**Short problem:**
Gather up all lines that carry the word "клиническая".

**Recorded data:**
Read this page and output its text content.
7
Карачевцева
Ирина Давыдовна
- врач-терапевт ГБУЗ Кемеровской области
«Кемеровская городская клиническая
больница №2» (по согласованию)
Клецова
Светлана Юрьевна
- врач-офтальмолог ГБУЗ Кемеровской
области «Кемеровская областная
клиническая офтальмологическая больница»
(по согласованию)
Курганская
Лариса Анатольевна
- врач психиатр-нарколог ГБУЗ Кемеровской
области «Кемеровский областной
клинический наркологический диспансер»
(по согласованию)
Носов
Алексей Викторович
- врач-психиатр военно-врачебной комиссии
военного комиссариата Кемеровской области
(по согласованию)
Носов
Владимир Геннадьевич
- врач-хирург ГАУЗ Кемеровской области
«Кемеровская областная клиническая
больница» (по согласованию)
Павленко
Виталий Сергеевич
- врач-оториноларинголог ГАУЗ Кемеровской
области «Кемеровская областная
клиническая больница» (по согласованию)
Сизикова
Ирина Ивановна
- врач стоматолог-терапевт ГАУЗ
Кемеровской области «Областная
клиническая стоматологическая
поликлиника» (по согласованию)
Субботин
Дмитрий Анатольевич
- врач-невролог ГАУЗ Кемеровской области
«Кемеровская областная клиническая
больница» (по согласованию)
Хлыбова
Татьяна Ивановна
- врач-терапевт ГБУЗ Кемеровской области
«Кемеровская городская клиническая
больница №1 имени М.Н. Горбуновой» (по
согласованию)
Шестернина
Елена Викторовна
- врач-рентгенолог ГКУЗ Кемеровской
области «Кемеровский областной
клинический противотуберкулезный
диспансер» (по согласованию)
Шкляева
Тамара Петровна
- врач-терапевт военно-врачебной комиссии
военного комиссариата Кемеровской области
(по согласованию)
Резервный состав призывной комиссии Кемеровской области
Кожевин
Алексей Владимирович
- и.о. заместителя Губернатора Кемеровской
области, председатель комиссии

---

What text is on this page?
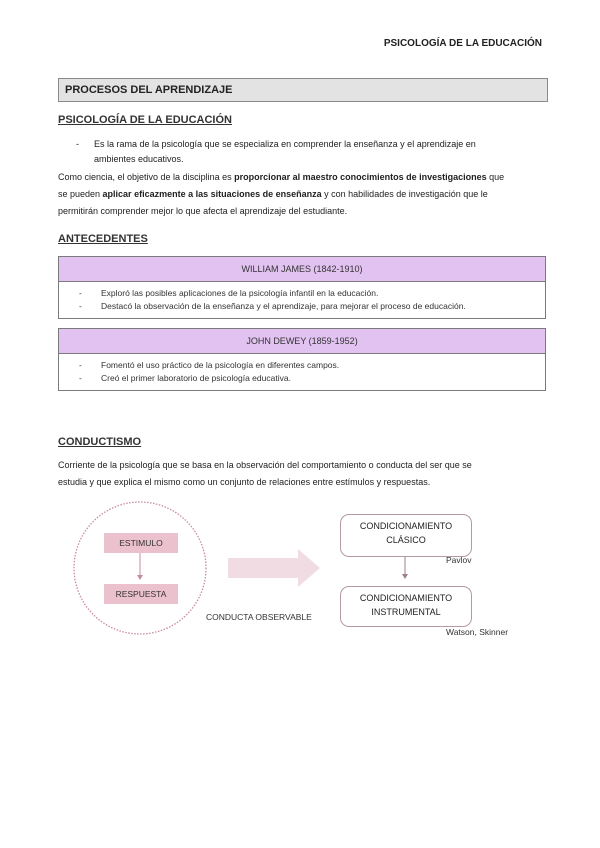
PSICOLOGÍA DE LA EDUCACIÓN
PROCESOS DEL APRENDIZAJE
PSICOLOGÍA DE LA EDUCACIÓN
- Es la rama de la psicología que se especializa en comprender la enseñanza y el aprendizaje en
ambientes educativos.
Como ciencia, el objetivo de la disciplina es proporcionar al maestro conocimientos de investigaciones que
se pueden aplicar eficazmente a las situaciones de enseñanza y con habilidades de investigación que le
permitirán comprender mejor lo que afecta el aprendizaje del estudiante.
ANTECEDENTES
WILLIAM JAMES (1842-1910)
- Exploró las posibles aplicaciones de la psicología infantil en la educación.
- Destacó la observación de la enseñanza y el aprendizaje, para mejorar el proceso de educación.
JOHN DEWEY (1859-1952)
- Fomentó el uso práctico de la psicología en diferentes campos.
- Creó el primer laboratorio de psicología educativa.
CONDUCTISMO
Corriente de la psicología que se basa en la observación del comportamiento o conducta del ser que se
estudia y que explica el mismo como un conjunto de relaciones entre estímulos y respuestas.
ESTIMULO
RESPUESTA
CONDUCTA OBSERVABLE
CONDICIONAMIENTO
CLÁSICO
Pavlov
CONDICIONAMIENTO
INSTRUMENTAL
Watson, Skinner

**Full answer:**
«Кемеровская городская клиническая
клиническая офтальмологическая больница»
«Кемеровская областная клиническая
клиническая больница» (по согласованию)
клиническая стоматологическая
«Кемеровская областная клиническая
«Кемеровская городская клиническая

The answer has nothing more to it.